=== PROBLEM ===
Nothing but an exact copy of the data should be output.

--- MATERIAL SUPPLIED Enclosed Below ---

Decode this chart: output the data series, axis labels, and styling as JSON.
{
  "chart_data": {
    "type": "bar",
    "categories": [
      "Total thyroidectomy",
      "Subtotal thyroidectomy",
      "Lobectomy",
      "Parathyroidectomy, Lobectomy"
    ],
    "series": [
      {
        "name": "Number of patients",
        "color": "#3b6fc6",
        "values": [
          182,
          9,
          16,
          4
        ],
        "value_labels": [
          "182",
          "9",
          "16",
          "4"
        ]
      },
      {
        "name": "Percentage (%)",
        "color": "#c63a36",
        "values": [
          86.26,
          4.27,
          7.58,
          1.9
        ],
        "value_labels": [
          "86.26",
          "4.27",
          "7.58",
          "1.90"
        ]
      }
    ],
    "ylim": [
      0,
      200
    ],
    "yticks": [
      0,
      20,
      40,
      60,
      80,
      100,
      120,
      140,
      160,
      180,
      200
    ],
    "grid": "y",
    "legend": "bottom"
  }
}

--- End of Enclosed MATERIAL SUPPLIED ---

=== SOLUTION TO THE PROBLEM ===
Decode this chart: output the data series, axis labels, and styling as JSON.
{
  "chart_data": {
    "type": "bar",
    "categories": [
      "Total thyroidectomy",
      "Subtotal thyroidectomy",
      "Lobectomy",
      "Parathyroidectomy, Lobectomy"
    ],
    "series": [
      {
        "name": "Number of patients",
        "color": "#3b6fc6",
        "values": [
          182,
          9,
          16,
          4
        ],
        "value_labels": [
          "182",
          "9",
          "16",
          "4"
        ]
      },
      {
        "name": "Percentage (%)",
        "color": "#c63a36",
        "values": [
          86.26,
          4.27,
          7.58,
          1.9
        ],
        "value_labels": [
          "86.26",
          "4.27",
          "7.58",
          "1.90"
        ]
      }
    ],
    "ylim": [
      0,
      200
    ],
    "yticks": [
      0,
      20,
      40,
      60,
      80,
      100,
      120,
      140,
      160,
      180,
      200
    ],
    "grid": "y",
    "legend": "bottom"
  }
}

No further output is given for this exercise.